Records from a collection of figures:
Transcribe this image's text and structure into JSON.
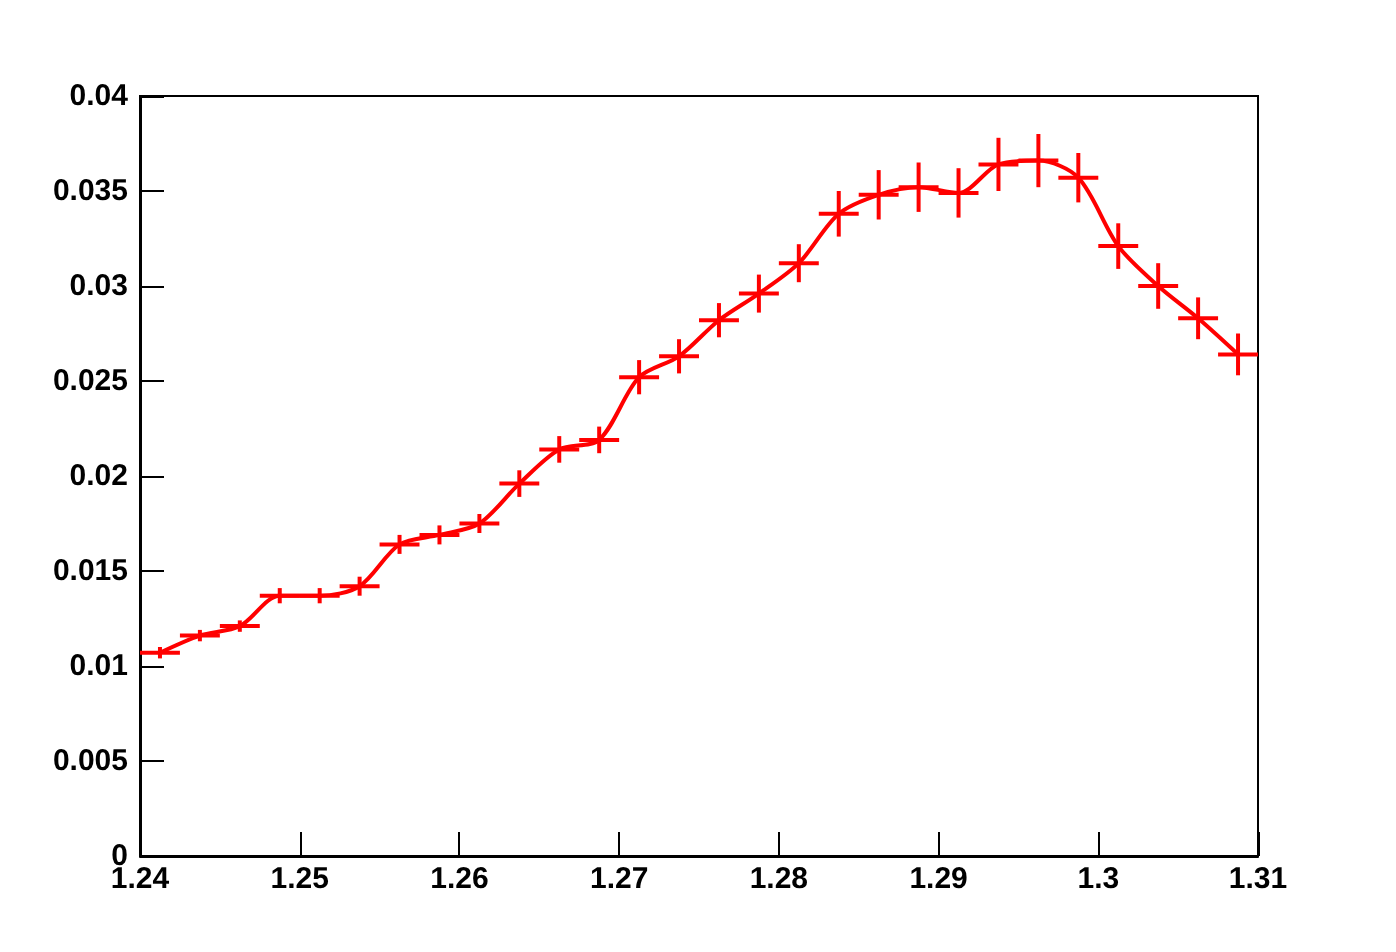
{
  "chart_data": {
    "type": "line",
    "color": "#ff0000",
    "x": [
      1.24125,
      1.24375,
      1.24625,
      1.24875,
      1.25125,
      1.25375,
      1.25625,
      1.25875,
      1.26125,
      1.26375,
      1.26625,
      1.26875,
      1.27125,
      1.27375,
      1.27625,
      1.27875,
      1.28125,
      1.28375,
      1.28625,
      1.28875,
      1.29125,
      1.29375,
      1.29625,
      1.29875,
      1.30125,
      1.30375,
      1.30625,
      1.30875
    ],
    "values": [
      0.0107,
      0.0116,
      0.0121,
      0.0137,
      0.0137,
      0.0142,
      0.0164,
      0.0169,
      0.0175,
      0.0196,
      0.0214,
      0.0219,
      0.0252,
      0.0263,
      0.0282,
      0.0296,
      0.0312,
      0.0338,
      0.0348,
      0.0352,
      0.0349,
      0.0364,
      0.0366,
      0.0357,
      0.0321,
      0.03,
      0.0283,
      0.0264
    ],
    "errors": [
      0.0003,
      0.0003,
      0.0003,
      0.0004,
      0.0004,
      0.0005,
      0.0005,
      0.0005,
      0.0005,
      0.0007,
      0.0007,
      0.0007,
      0.0009,
      0.0009,
      0.0009,
      0.001,
      0.001,
      0.0012,
      0.0013,
      0.0013,
      0.0013,
      0.0014,
      0.0014,
      0.0013,
      0.0012,
      0.0012,
      0.0011,
      0.0011
    ],
    "xerrors": [
      0.00125,
      0.00125,
      0.00125,
      0.00125,
      0.00125,
      0.00125,
      0.00125,
      0.00125,
      0.00125,
      0.00125,
      0.00125,
      0.00125,
      0.00125,
      0.00125,
      0.00125,
      0.00125,
      0.00125,
      0.00125,
      0.00125,
      0.00125,
      0.00125,
      0.00125,
      0.00125,
      0.00125,
      0.00125,
      0.00125,
      0.00125,
      0.00125
    ],
    "xlim": [
      1.24,
      1.31
    ],
    "xticks": [
      1.24,
      1.25,
      1.26,
      1.27,
      1.28,
      1.29,
      1.3,
      1.31
    ],
    "ylim": [
      0,
      0.04
    ],
    "yticks": [
      0,
      0.005,
      0.01,
      0.015,
      0.02,
      0.025,
      0.03,
      0.035,
      0.04
    ],
    "grid": false,
    "marker": "none",
    "line_style": "solid"
  }
}
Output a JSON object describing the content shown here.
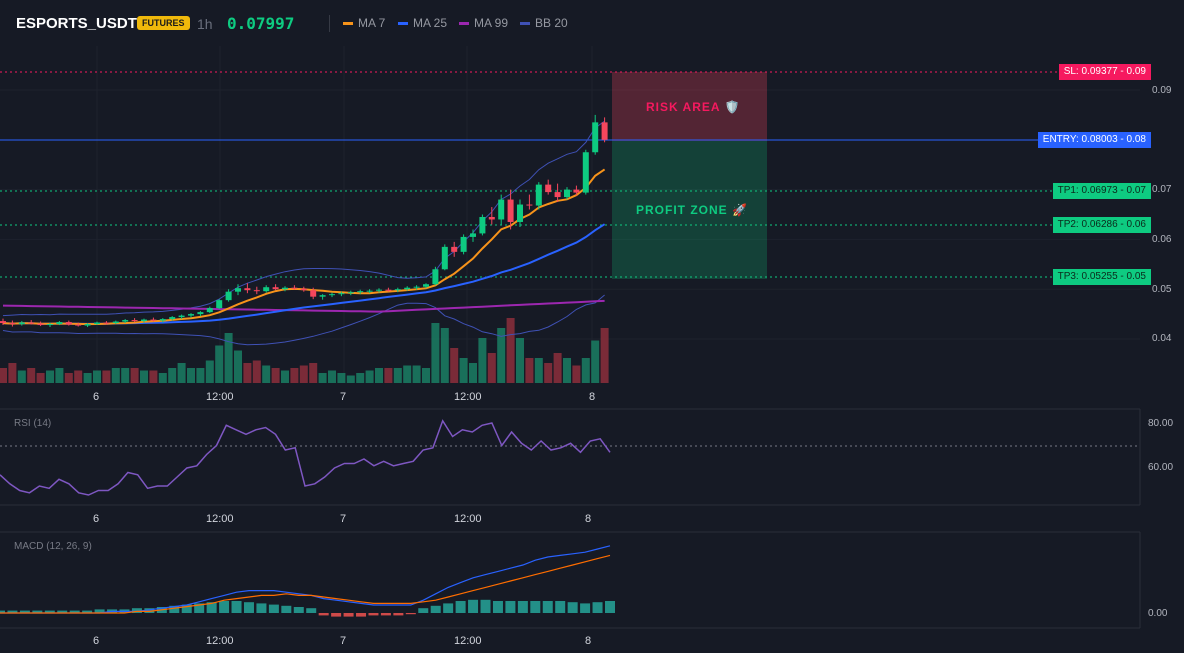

### [Problem details]
Search the data for the string "JSON". List each line that has it.

### [Output for this task]
Transcribe this image's text and structure into JSON.
Output a JSON object describing the content shown here.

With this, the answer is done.